#### Dataset records ####

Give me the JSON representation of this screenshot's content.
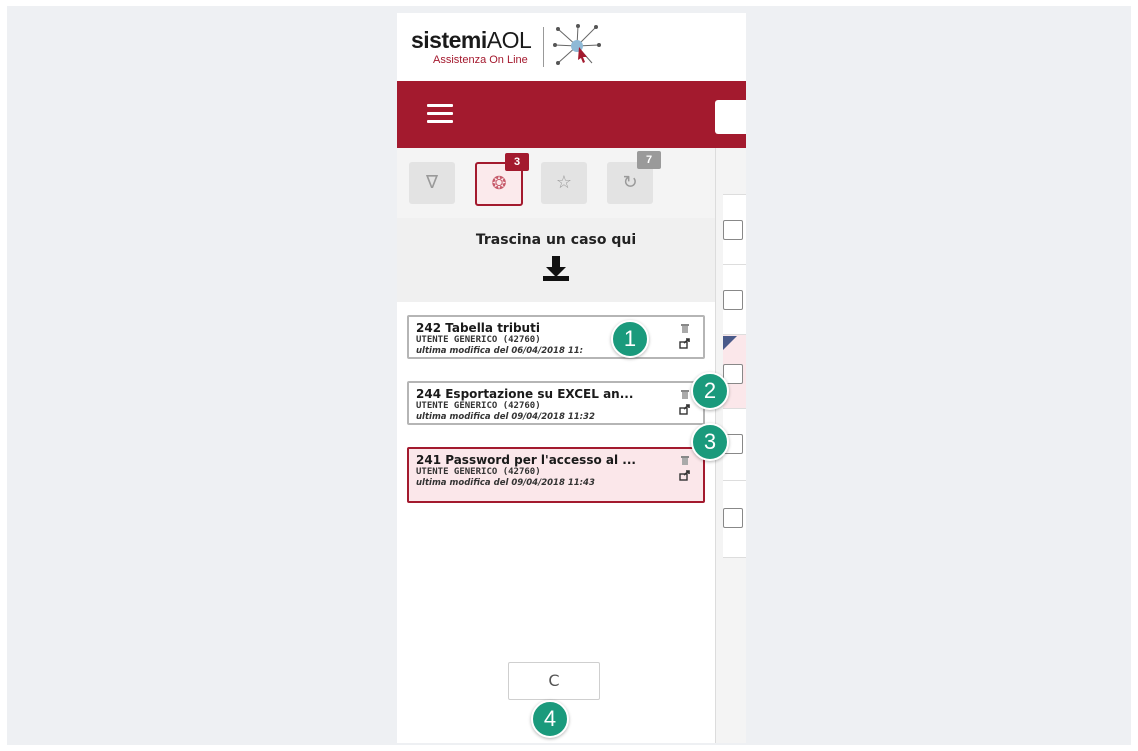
{
  "app": {
    "brand_bold": "sistemi",
    "brand_light": "AOL",
    "brand_sub": "Assistenza On Line"
  },
  "filters": {
    "items": [
      {
        "name": "filter-icon",
        "glyph": "∇",
        "badge": ""
      },
      {
        "name": "active-cases-icon",
        "glyph": "❂",
        "badge": "3"
      },
      {
        "name": "star-icon",
        "glyph": "☆",
        "badge": ""
      },
      {
        "name": "history-icon",
        "glyph": "↻",
        "badge": "7"
      }
    ]
  },
  "drop_zone": {
    "label": "Trascina un caso qui"
  },
  "cases": [
    {
      "title": "242 Tabella tributi",
      "user": "UTENTE GENERICO (42760)",
      "modified": "ultima modifica del 06/04/2018 11:",
      "selected": false
    },
    {
      "title": "244 Esportazione su EXCEL an...",
      "user": "UTENTE GENERICO (42760)",
      "modified": "ultima modifica del 09/04/2018 11:32",
      "selected": false
    },
    {
      "title": "241 Password per l'accesso al ...",
      "user": "UTENTE GENERICO (42760)",
      "modified": "ultima modifica del 09/04/2018 11:43",
      "selected": true
    }
  ],
  "refresh": {
    "glyph": "C"
  },
  "markers": [
    "1",
    "2",
    "3",
    "4"
  ],
  "colors": {
    "brand_red": "#a31a2e",
    "marker_green": "#1a9a7c"
  }
}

####

What you are asked to do: Can the entries above be repeated exactly, without their pictures?

Final answer:
Give me the JSON representation of this screenshot's content.
{
  "app": {
    "brand_bold": "sistemi",
    "brand_light": "AOL",
    "brand_sub": "Assistenza On Line"
  },
  "filters": {
    "items": [
      {
        "name": "filter-icon",
        "glyph": "∇",
        "badge": ""
      },
      {
        "name": "active-cases-icon",
        "glyph": "❂",
        "badge": "3"
      },
      {
        "name": "star-icon",
        "glyph": "☆",
        "badge": ""
      },
      {
        "name": "history-icon",
        "glyph": "↻",
        "badge": "7"
      }
    ]
  },
  "drop_zone": {
    "label": "Trascina un caso qui"
  },
  "cases": [
    {
      "title": "242 Tabella tributi",
      "user": "UTENTE GENERICO (42760)",
      "modified": "ultima modifica del 06/04/2018 11:",
      "selected": false
    },
    {
      "title": "244 Esportazione su EXCEL an...",
      "user": "UTENTE GENERICO (42760)",
      "modified": "ultima modifica del 09/04/2018 11:32",
      "selected": false
    },
    {
      "title": "241 Password per l'accesso al ...",
      "user": "UTENTE GENERICO (42760)",
      "modified": "ultima modifica del 09/04/2018 11:43",
      "selected": true
    }
  ],
  "refresh": {
    "glyph": "C"
  },
  "markers": [
    "1",
    "2",
    "3",
    "4"
  ],
  "colors": {
    "brand_red": "#a31a2e",
    "marker_green": "#1a9a7c"
  }
}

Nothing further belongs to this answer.